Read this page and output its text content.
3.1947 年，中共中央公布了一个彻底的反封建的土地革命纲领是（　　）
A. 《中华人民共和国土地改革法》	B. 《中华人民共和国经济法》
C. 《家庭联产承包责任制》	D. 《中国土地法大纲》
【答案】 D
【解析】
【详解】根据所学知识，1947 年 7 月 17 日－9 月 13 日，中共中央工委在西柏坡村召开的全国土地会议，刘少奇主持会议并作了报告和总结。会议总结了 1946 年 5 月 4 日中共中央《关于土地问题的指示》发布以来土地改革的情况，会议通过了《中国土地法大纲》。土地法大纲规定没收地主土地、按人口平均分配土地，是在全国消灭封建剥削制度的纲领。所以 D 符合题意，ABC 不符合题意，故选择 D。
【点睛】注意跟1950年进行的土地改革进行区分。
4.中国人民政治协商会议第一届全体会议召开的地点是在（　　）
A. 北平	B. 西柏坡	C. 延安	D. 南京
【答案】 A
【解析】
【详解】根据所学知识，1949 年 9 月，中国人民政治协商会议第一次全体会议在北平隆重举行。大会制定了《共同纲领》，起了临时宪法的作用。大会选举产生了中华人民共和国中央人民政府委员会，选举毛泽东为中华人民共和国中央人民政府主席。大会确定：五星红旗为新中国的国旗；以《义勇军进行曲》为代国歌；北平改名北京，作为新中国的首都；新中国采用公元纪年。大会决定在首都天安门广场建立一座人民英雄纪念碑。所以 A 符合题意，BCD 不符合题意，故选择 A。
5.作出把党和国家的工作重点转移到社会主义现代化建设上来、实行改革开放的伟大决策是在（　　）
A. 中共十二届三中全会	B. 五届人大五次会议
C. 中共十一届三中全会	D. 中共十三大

━━━━━━━━━━

__Brief__. Type out all of the material again, word for word.

__Finished answer__.
Read this page and output its text content.
3.1947 年，中共中央公布了一个彻底的反封建的土地革命纲领是（　　）
A. 《中华人民共和国土地改革法》	B. 《中华人民共和国经济法》
C. 《家庭联产承包责任制》	D. 《中国土地法大纲》
【答案】 D
【解析】
【详解】根据所学知识，1947 年 7 月 17 日－9 月 13 日，中共中央工委在西柏坡村召开的全国土地会议，刘少奇主持会议并作了报告和总结。会议总结了 1946 年 5 月 4 日中共中央《关于土地问题的指示》发布以来土地改革的情况，会议通过了《中国土地法大纲》。土地法大纲规定没收地主土地、按人口平均分配土地，是在全国消灭封建剥削制度的纲领。所以 D 符合题意，ABC 不符合题意，故选择 D。
【点睛】注意跟1950年进行的土地改革进行区分。
4.中国人民政治协商会议第一届全体会议召开的地点是在（　　）
A. 北平	B. 西柏坡	C. 延安	D. 南京
【答案】 A
【解析】
【详解】根据所学知识，1949 年 9 月，中国人民政治协商会议第一次全体会议在北平隆重举行。大会制定了《共同纲领》，起了临时宪法的作用。大会选举产生了中华人民共和国中央人民政府委员会，选举毛泽东为中华人民共和国中央人民政府主席。大会确定：五星红旗为新中国的国旗；以《义勇军进行曲》为代国歌；北平改名北京，作为新中国的首都；新中国采用公元纪年。大会决定在首都天安门广场建立一座人民英雄纪念碑。所以 A 符合题意，BCD 不符合题意，故选择 A。
5.作出把党和国家的工作重点转移到社会主义现代化建设上来、实行改革开放的伟大决策是在（　　）
A. 中共十二届三中全会	B. 五届人大五次会议
C. 中共十一届三中全会	D. 中共十三大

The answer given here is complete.